[Stored data]

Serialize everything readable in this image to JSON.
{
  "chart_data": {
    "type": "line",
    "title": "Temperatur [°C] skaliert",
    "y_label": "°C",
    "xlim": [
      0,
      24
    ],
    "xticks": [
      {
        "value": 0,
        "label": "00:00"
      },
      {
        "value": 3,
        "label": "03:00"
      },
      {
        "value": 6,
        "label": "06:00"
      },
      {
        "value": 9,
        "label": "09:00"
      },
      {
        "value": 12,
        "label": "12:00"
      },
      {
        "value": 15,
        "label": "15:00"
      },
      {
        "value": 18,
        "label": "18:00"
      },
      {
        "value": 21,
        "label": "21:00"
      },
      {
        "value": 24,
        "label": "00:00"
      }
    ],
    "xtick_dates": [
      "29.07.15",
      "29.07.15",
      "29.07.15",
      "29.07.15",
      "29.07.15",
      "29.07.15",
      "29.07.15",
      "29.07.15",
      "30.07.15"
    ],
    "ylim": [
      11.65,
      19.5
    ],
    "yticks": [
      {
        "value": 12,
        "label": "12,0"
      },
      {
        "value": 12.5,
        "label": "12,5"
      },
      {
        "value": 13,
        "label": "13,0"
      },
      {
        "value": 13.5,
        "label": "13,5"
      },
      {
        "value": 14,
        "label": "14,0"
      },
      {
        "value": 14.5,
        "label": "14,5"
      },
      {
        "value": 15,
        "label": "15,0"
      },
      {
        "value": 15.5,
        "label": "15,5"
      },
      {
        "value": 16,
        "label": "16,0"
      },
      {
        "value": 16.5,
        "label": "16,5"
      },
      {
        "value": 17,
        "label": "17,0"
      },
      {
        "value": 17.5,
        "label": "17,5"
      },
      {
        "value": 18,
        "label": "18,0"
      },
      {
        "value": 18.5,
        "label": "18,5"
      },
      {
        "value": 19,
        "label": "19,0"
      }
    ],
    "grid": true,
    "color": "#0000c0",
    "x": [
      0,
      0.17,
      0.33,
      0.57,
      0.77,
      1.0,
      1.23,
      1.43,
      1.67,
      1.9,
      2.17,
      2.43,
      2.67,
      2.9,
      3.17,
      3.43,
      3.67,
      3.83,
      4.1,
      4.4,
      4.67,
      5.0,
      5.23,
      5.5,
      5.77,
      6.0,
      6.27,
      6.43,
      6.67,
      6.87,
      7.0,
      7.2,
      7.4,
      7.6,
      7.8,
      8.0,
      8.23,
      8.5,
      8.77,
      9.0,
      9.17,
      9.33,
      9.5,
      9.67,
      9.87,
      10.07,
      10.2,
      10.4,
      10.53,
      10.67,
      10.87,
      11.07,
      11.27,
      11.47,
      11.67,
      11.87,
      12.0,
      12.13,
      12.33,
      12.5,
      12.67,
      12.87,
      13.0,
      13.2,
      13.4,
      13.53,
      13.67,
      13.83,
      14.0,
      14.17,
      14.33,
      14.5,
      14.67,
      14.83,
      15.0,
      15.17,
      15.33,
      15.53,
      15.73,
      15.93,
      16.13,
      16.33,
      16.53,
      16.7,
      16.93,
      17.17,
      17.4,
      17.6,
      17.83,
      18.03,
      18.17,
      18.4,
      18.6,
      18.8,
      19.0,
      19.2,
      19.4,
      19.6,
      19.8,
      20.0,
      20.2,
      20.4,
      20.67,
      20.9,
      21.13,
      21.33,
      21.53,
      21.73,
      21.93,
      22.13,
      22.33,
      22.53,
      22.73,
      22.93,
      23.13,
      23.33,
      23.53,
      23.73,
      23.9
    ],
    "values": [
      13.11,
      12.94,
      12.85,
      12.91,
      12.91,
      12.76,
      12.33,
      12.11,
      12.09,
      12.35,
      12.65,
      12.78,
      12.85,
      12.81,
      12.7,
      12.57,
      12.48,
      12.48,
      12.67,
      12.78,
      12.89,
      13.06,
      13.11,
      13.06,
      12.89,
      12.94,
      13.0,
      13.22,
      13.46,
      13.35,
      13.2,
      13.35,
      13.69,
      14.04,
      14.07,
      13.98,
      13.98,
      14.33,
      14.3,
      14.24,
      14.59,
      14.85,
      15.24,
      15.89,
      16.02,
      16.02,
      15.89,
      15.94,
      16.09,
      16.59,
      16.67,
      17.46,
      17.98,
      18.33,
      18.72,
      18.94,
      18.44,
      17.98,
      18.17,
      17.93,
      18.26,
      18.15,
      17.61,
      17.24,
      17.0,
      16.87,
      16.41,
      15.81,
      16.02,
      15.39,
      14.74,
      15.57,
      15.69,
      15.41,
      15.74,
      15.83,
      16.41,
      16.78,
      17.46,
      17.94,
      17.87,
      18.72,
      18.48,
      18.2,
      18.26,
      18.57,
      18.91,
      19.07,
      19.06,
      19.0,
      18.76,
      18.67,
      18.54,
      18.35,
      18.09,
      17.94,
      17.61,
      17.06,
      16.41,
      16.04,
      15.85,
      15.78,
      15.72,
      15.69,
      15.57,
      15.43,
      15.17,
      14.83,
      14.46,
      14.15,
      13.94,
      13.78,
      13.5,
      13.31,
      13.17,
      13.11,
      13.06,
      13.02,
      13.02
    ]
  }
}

## Task statement:
From the listing above, reproduce all the lines exactly.

## Complete answer:
Serialize everything readable in this image to JSON.
{
  "chart_data": {
    "type": "line",
    "title": "Temperatur [°C] skaliert",
    "y_label": "°C",
    "xlim": [
      0,
      24
    ],
    "xticks": [
      {
        "value": 0,
        "label": "00:00"
      },
      {
        "value": 3,
        "label": "03:00"
      },
      {
        "value": 6,
        "label": "06:00"
      },
      {
        "value": 9,
        "label": "09:00"
      },
      {
        "value": 12,
        "label": "12:00"
      },
      {
        "value": 15,
        "label": "15:00"
      },
      {
        "value": 18,
        "label": "18:00"
      },
      {
        "value": 21,
        "label": "21:00"
      },
      {
        "value": 24,
        "label": "00:00"
      }
    ],
    "xtick_dates": [
      "29.07.15",
      "29.07.15",
      "29.07.15",
      "29.07.15",
      "29.07.15",
      "29.07.15",
      "29.07.15",
      "29.07.15",
      "30.07.15"
    ],
    "ylim": [
      11.65,
      19.5
    ],
    "yticks": [
      {
        "value": 12,
        "label": "12,0"
      },
      {
        "value": 12.5,
        "label": "12,5"
      },
      {
        "value": 13,
        "label": "13,0"
      },
      {
        "value": 13.5,
        "label": "13,5"
      },
      {
        "value": 14,
        "label": "14,0"
      },
      {
        "value": 14.5,
        "label": "14,5"
      },
      {
        "value": 15,
        "label": "15,0"
      },
      {
        "value": 15.5,
        "label": "15,5"
      },
      {
        "value": 16,
        "label": "16,0"
      },
      {
        "value": 16.5,
        "label": "16,5"
      },
      {
        "value": 17,
        "label": "17,0"
      },
      {
        "value": 17.5,
        "label": "17,5"
      },
      {
        "value": 18,
        "label": "18,0"
      },
      {
        "value": 18.5,
        "label": "18,5"
      },
      {
        "value": 19,
        "label": "19,0"
      }
    ],
    "grid": true,
    "color": "#0000c0",
    "x": [
      0,
      0.17,
      0.33,
      0.57,
      0.77,
      1.0,
      1.23,
      1.43,
      1.67,
      1.9,
      2.17,
      2.43,
      2.67,
      2.9,
      3.17,
      3.43,
      3.67,
      3.83,
      4.1,
      4.4,
      4.67,
      5.0,
      5.23,
      5.5,
      5.77,
      6.0,
      6.27,
      6.43,
      6.67,
      6.87,
      7.0,
      7.2,
      7.4,
      7.6,
      7.8,
      8.0,
      8.23,
      8.5,
      8.77,
      9.0,
      9.17,
      9.33,
      9.5,
      9.67,
      9.87,
      10.07,
      10.2,
      10.4,
      10.53,
      10.67,
      10.87,
      11.07,
      11.27,
      11.47,
      11.67,
      11.87,
      12.0,
      12.13,
      12.33,
      12.5,
      12.67,
      12.87,
      13.0,
      13.2,
      13.4,
      13.53,
      13.67,
      13.83,
      14.0,
      14.17,
      14.33,
      14.5,
      14.67,
      14.83,
      15.0,
      15.17,
      15.33,
      15.53,
      15.73,
      15.93,
      16.13,
      16.33,
      16.53,
      16.7,
      16.93,
      17.17,
      17.4,
      17.6,
      17.83,
      18.03,
      18.17,
      18.4,
      18.6,
      18.8,
      19.0,
      19.2,
      19.4,
      19.6,
      19.8,
      20.0,
      20.2,
      20.4,
      20.67,
      20.9,
      21.13,
      21.33,
      21.53,
      21.73,
      21.93,
      22.13,
      22.33,
      22.53,
      22.73,
      22.93,
      23.13,
      23.33,
      23.53,
      23.73,
      23.9
    ],
    "values": [
      13.11,
      12.94,
      12.85,
      12.91,
      12.91,
      12.76,
      12.33,
      12.11,
      12.09,
      12.35,
      12.65,
      12.78,
      12.85,
      12.81,
      12.7,
      12.57,
      12.48,
      12.48,
      12.67,
      12.78,
      12.89,
      13.06,
      13.11,
      13.06,
      12.89,
      12.94,
      13.0,
      13.22,
      13.46,
      13.35,
      13.2,
      13.35,
      13.69,
      14.04,
      14.07,
      13.98,
      13.98,
      14.33,
      14.3,
      14.24,
      14.59,
      14.85,
      15.24,
      15.89,
      16.02,
      16.02,
      15.89,
      15.94,
      16.09,
      16.59,
      16.67,
      17.46,
      17.98,
      18.33,
      18.72,
      18.94,
      18.44,
      17.98,
      18.17,
      17.93,
      18.26,
      18.15,
      17.61,
      17.24,
      17.0,
      16.87,
      16.41,
      15.81,
      16.02,
      15.39,
      14.74,
      15.57,
      15.69,
      15.41,
      15.74,
      15.83,
      16.41,
      16.78,
      17.46,
      17.94,
      17.87,
      18.72,
      18.48,
      18.2,
      18.26,
      18.57,
      18.91,
      19.07,
      19.06,
      19.0,
      18.76,
      18.67,
      18.54,
      18.35,
      18.09,
      17.94,
      17.61,
      17.06,
      16.41,
      16.04,
      15.85,
      15.78,
      15.72,
      15.69,
      15.57,
      15.43,
      15.17,
      14.83,
      14.46,
      14.15,
      13.94,
      13.78,
      13.5,
      13.31,
      13.17,
      13.11,
      13.06,
      13.02,
      13.02
    ]
  }
}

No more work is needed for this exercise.